Task description. Print out every record exactly as it appears.

## start Supplied data

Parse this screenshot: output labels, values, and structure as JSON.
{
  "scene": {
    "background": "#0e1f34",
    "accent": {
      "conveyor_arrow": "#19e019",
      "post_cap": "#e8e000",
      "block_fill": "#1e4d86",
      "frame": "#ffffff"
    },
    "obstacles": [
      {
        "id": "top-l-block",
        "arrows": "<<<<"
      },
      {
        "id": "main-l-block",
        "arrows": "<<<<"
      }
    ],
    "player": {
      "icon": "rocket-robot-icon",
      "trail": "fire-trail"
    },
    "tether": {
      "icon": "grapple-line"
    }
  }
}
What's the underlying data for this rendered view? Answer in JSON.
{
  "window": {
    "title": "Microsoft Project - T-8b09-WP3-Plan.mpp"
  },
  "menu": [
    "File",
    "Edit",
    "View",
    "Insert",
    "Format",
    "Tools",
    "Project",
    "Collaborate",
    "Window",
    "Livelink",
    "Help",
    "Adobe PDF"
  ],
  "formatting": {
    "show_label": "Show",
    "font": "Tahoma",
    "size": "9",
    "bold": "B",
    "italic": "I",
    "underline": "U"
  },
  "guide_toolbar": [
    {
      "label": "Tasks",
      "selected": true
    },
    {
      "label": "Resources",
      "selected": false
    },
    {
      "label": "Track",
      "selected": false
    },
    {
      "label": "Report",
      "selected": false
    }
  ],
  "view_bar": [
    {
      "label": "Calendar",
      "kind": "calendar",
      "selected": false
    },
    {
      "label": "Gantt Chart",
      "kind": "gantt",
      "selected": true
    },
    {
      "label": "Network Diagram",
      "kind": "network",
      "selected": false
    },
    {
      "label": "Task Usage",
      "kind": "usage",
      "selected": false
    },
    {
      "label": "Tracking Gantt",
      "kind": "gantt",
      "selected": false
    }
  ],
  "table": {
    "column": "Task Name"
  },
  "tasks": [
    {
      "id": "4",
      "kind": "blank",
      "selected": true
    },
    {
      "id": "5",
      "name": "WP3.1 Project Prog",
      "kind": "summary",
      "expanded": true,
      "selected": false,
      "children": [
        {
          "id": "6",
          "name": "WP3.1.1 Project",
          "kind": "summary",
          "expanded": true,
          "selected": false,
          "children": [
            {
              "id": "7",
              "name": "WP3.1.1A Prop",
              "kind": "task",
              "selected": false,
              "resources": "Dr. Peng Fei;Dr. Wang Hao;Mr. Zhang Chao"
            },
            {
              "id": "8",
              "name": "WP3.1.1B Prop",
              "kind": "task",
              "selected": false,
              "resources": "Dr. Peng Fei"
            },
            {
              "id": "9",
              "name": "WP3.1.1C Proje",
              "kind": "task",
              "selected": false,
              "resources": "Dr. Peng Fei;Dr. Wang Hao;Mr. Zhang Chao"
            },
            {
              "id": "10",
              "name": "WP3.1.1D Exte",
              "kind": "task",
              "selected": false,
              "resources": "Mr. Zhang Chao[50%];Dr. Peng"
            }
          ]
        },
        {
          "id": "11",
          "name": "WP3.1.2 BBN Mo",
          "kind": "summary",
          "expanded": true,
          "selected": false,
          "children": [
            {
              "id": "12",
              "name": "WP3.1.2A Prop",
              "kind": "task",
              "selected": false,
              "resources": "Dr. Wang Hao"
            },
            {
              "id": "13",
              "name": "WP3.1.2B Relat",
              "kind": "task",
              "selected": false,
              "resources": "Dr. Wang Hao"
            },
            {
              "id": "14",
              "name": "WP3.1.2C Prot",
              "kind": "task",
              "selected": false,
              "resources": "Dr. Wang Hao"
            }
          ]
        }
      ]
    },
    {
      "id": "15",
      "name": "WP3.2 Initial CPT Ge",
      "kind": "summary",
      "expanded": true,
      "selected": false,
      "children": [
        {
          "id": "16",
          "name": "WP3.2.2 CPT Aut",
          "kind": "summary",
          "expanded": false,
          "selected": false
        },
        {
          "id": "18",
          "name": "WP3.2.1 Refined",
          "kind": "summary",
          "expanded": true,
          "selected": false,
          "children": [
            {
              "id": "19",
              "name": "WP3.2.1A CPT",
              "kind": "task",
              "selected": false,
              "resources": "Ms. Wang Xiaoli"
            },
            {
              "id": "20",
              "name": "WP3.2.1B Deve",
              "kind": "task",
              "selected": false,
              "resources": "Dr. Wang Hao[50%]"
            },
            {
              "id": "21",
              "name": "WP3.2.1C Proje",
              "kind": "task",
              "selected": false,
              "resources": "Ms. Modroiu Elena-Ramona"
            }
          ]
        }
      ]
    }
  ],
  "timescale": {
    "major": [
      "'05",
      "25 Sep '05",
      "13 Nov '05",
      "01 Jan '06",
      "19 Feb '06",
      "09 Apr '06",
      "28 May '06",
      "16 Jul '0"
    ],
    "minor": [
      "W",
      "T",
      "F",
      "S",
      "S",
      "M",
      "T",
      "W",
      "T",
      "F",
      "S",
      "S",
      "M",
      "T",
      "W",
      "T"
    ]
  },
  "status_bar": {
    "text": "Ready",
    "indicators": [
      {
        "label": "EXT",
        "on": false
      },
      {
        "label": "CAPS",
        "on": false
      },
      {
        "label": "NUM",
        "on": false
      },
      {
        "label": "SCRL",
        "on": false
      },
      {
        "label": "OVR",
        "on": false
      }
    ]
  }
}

## end Supplied data

Final result.
Parse this screenshot: output labels, values, and structure as JSON.
{
  "scene": {
    "background": "#0e1f34",
    "accent": {
      "conveyor_arrow": "#19e019",
      "post_cap": "#e8e000",
      "block_fill": "#1e4d86",
      "frame": "#ffffff"
    },
    "obstacles": [
      {
        "id": "top-l-block",
        "arrows": "<<<<"
      },
      {
        "id": "main-l-block",
        "arrows": "<<<<"
      }
    ],
    "player": {
      "icon": "rocket-robot-icon",
      "trail": "fire-trail"
    },
    "tether": {
      "icon": "grapple-line"
    }
  }
}
What's the underlying data for this rendered view? Answer in JSON.
{
  "window": {
    "title": "Microsoft Project - T-8b09-WP3-Plan.mpp"
  },
  "menu": [
    "File",
    "Edit",
    "View",
    "Insert",
    "Format",
    "Tools",
    "Project",
    "Collaborate",
    "Window",
    "Livelink",
    "Help",
    "Adobe PDF"
  ],
  "formatting": {
    "show_label": "Show",
    "font": "Tahoma",
    "size": "9",
    "bold": "B",
    "italic": "I",
    "underline": "U"
  },
  "guide_toolbar": [
    {
      "label": "Tasks",
      "selected": true
    },
    {
      "label": "Resources",
      "selected": false
    },
    {
      "label": "Track",
      "selected": false
    },
    {
      "label": "Report",
      "selected": false
    }
  ],
  "view_bar": [
    {
      "label": "Calendar",
      "kind": "calendar",
      "selected": false
    },
    {
      "label": "Gantt Chart",
      "kind": "gantt",
      "selected": true
    },
    {
      "label": "Network Diagram",
      "kind": "network",
      "selected": false
    },
    {
      "label": "Task Usage",
      "kind": "usage",
      "selected": false
    },
    {
      "label": "Tracking Gantt",
      "kind": "gantt",
      "selected": false
    }
  ],
  "table": {
    "column": "Task Name"
  },
  "tasks": [
    {
      "id": "4",
      "kind": "blank",
      "selected": true
    },
    {
      "id": "5",
      "name": "WP3.1 Project Prog",
      "kind": "summary",
      "expanded": true,
      "selected": false,
      "children": [
        {
          "id": "6",
          "name": "WP3.1.1 Project",
          "kind": "summary",
          "expanded": true,
          "selected": false,
          "children": [
            {
              "id": "7",
              "name": "WP3.1.1A Prop",
              "kind": "task",
              "selected": false,
              "resources": "Dr. Peng Fei;Dr. Wang Hao;Mr. Zhang Chao"
            },
            {
              "id": "8",
              "name": "WP3.1.1B Prop",
              "kind": "task",
              "selected": false,
              "resources": "Dr. Peng Fei"
            },
            {
              "id": "9",
              "name": "WP3.1.1C Proje",
              "kind": "task",
              "selected": false,
              "resources": "Dr. Peng Fei;Dr. Wang Hao;Mr. Zhang Chao"
            },
            {
              "id": "10",
              "name": "WP3.1.1D Exte",
              "kind": "task",
              "selected": false,
              "resources": "Mr. Zhang Chao[50%];Dr. Peng"
            }
          ]
        },
        {
          "id": "11",
          "name": "WP3.1.2 BBN Mo",
          "kind": "summary",
          "expanded": true,
          "selected": false,
          "children": [
            {
              "id": "12",
              "name": "WP3.1.2A Prop",
              "kind": "task",
              "selected": false,
              "resources": "Dr. Wang Hao"
            },
            {
              "id": "13",
              "name": "WP3.1.2B Relat",
              "kind": "task",
              "selected": false,
              "resources": "Dr. Wang Hao"
            },
            {
              "id": "14",
              "name": "WP3.1.2C Prot",
              "kind": "task",
              "selected": false,
              "resources": "Dr. Wang Hao"
            }
          ]
        }
      ]
    },
    {
      "id": "15",
      "name": "WP3.2 Initial CPT Ge",
      "kind": "summary",
      "expanded": true,
      "selected": false,
      "children": [
        {
          "id": "16",
          "name": "WP3.2.2 CPT Aut",
          "kind": "summary",
          "expanded": false,
          "selected": false
        },
        {
          "id": "18",
          "name": "WP3.2.1 Refined",
          "kind": "summary",
          "expanded": true,
          "selected": false,
          "children": [
            {
              "id": "19",
              "name": "WP3.2.1A CPT",
              "kind": "task",
              "selected": false,
              "resources": "Ms. Wang Xiaoli"
            },
            {
              "id": "20",
              "name": "WP3.2.1B Deve",
              "kind": "task",
              "selected": false,
              "resources": "Dr. Wang Hao[50%]"
            },
            {
              "id": "21",
              "name": "WP3.2.1C Proje",
              "kind": "task",
              "selected": false,
              "resources": "Ms. Modroiu Elena-Ramona"
            }
          ]
        }
      ]
    }
  ],
  "timescale": {
    "major": [
      "'05",
      "25 Sep '05",
      "13 Nov '05",
      "01 Jan '06",
      "19 Feb '06",
      "09 Apr '06",
      "28 May '06",
      "16 Jul '0"
    ],
    "minor": [
      "W",
      "T",
      "F",
      "S",
      "S",
      "M",
      "T",
      "W",
      "T",
      "F",
      "S",
      "S",
      "M",
      "T",
      "W",
      "T"
    ]
  },
  "status_bar": {
    "text": "Ready",
    "indicators": [
      {
        "label": "EXT",
        "on": false
      },
      {
        "label": "CAPS",
        "on": false
      },
      {
        "label": "NUM",
        "on": false
      },
      {
        "label": "SCRL",
        "on": false
      },
      {
        "label": "OVR",
        "on": false
      }
    ]
  }
}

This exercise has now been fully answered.